[Page excerpt]:
You are nearing a complete failure of the gearbox(s).
No limit switches. The control unit senses the current spike
when the headlamp bucket reaches the end-stop. Lacking
that, a timer eventually kills the power. When the guts of
the gearbox start to fail, the headlamp reaches limit then
the gearbox slips--further grinding itself apart. Eventually
the timer circuit shuts off the motor. (Sound familiar?)
At the dealer, about $ 550 with labor. (Do not accept
any repair that includes an used headlight assembly--it
will soon fail) You can "advertise" for someone to do
the repair. Chris Cook in Indianapolis used to do these
at $ 75 per gearbox so $ 100 is probably a reasonable
price. Post queries in <rec.autos.sport.info> and
<alt.autos.fiero>. Eckler's has a rebuild for $ 130 + 100
core. But, most of the work is in removing the gearbox
so, once you've got it out go ahead and do the repair
yourself. New motors are about $ 345 each but you
buy the same failure prone design.
The gearbox(s) probably have hardening / disintegration of
the packing in their center cavity. Eckler's # 29304 repair
kit for five bucks provides the fix. (This kit has three delrin
rollers to replace the "crumbs" inside the gearbox.) This
"locks up" the gearbox and removes all slip from the system.

[Record excerpts]:
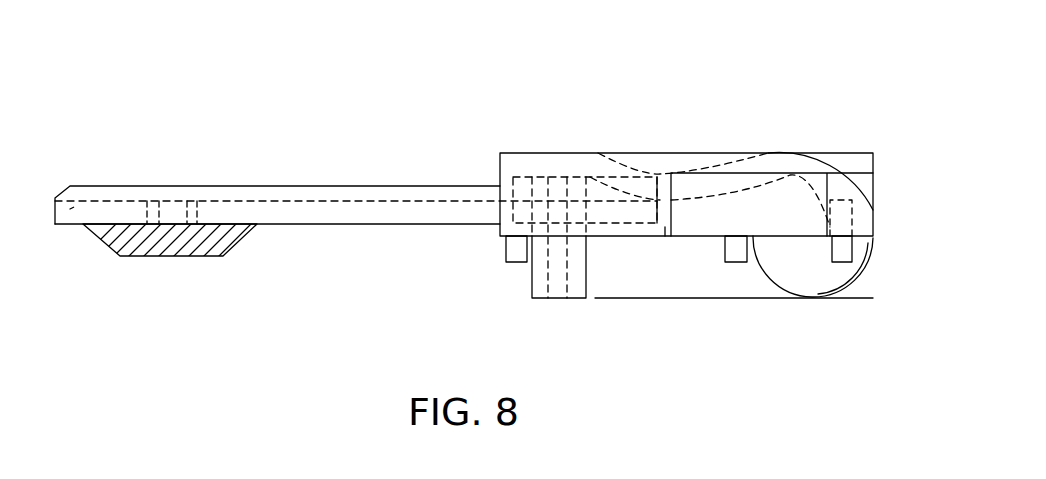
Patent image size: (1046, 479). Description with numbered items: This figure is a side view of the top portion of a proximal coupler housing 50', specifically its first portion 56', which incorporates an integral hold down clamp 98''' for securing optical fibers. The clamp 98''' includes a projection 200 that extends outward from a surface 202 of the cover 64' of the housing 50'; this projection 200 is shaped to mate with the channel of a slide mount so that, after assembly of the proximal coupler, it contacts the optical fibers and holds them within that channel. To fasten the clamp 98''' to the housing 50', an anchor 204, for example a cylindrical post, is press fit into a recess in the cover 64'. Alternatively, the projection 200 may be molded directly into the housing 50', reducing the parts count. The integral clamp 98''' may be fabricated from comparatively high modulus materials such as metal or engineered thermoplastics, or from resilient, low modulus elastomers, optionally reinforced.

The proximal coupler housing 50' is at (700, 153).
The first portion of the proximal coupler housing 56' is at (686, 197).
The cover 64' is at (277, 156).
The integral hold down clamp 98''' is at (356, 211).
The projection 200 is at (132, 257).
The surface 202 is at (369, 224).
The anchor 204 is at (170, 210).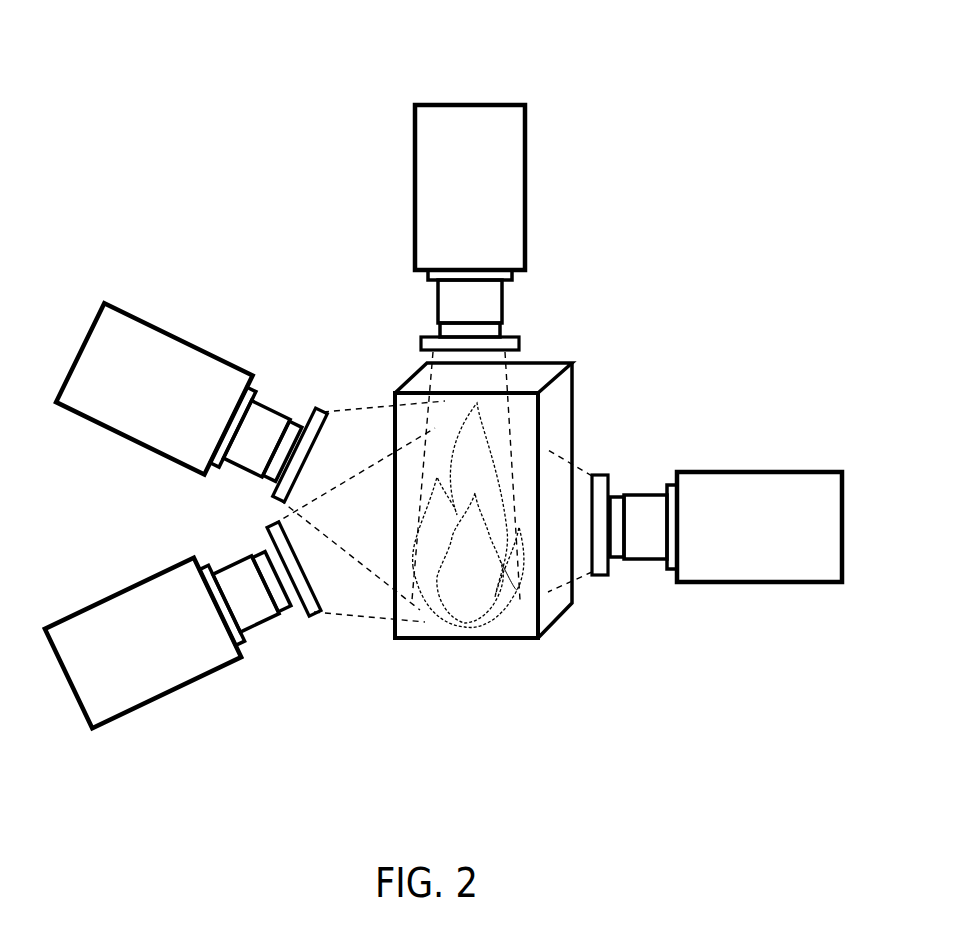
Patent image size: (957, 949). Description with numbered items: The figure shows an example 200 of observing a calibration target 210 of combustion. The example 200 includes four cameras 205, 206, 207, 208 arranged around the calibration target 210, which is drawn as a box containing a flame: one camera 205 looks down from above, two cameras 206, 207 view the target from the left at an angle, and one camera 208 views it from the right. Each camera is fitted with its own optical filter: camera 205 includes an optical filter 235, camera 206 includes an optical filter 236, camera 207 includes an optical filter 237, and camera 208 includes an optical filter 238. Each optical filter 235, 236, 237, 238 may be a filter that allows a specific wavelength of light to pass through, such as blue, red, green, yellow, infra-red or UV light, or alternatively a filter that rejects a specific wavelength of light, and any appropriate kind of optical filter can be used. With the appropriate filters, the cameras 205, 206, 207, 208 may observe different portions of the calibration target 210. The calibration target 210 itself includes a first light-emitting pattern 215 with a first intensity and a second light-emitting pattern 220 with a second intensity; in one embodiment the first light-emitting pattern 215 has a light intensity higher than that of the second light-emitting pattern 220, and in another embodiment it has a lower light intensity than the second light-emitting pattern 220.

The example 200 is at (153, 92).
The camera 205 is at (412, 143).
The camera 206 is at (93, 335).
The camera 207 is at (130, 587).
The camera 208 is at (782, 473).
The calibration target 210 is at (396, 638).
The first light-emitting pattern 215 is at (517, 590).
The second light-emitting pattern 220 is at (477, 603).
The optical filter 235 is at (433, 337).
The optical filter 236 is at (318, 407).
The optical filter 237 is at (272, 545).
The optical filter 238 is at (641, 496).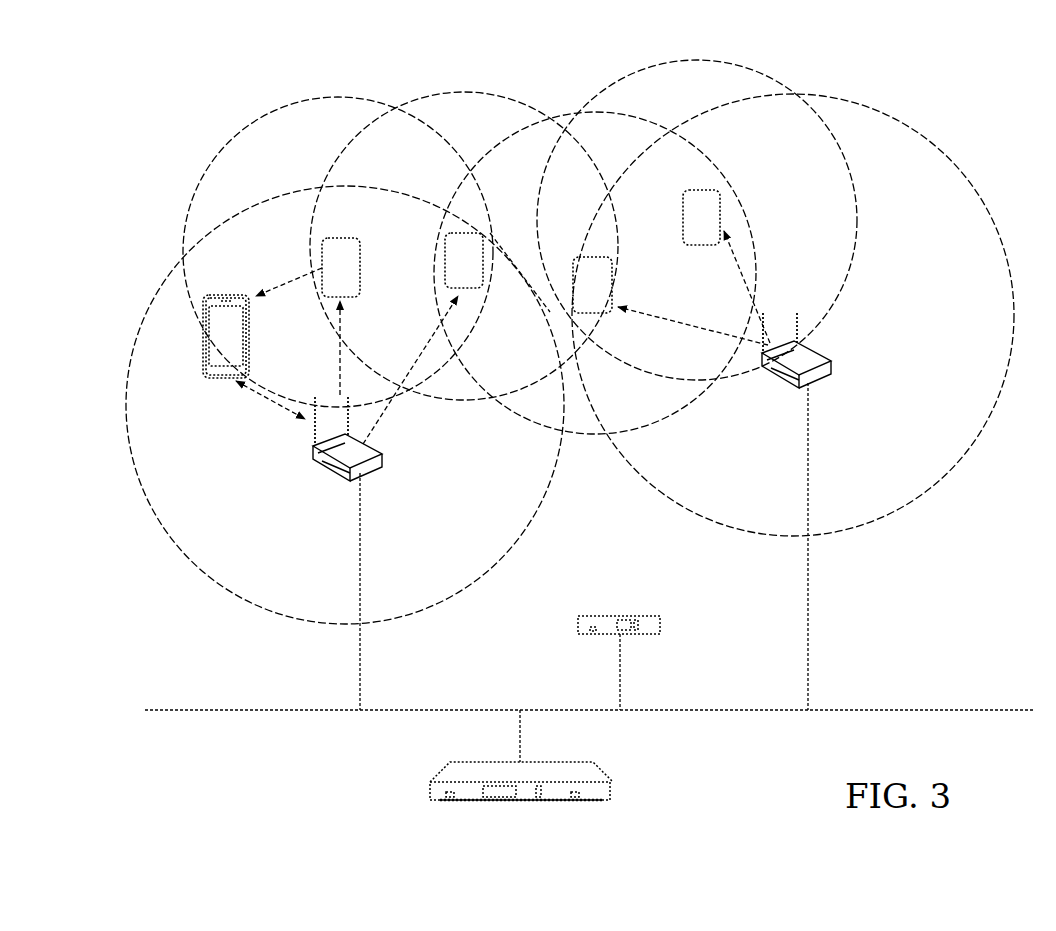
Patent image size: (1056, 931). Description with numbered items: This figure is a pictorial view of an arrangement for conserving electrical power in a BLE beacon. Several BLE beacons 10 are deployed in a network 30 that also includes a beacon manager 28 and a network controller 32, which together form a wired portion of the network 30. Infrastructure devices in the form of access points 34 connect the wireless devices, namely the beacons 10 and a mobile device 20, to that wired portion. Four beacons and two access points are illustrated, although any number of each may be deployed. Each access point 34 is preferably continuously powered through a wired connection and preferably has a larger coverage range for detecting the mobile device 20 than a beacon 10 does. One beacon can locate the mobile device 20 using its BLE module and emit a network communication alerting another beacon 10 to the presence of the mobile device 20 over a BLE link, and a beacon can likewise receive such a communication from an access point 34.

[What to do]:
a) Which dollar amounts written with a dollar sign appear in the gearbox repair text? List every one.
b) Retype the stretch of the gearbox repair text from "No limit switches." through "motor. (Sound familiar?)".

[Expected results]:
a)
$550
$75
$100
$130
$345

b)
No limit switches. The control unit senses the current spike
when the headlamp bucket reaches the end-stop. Lacking
that, a timer eventually kills the power. When the guts of
the gearbox start to fail, the headlamp reaches limit then
the gearbox slips--further grinding itself apart. Eventually
the timer circuit shuts off the motor. (Sound familiar?)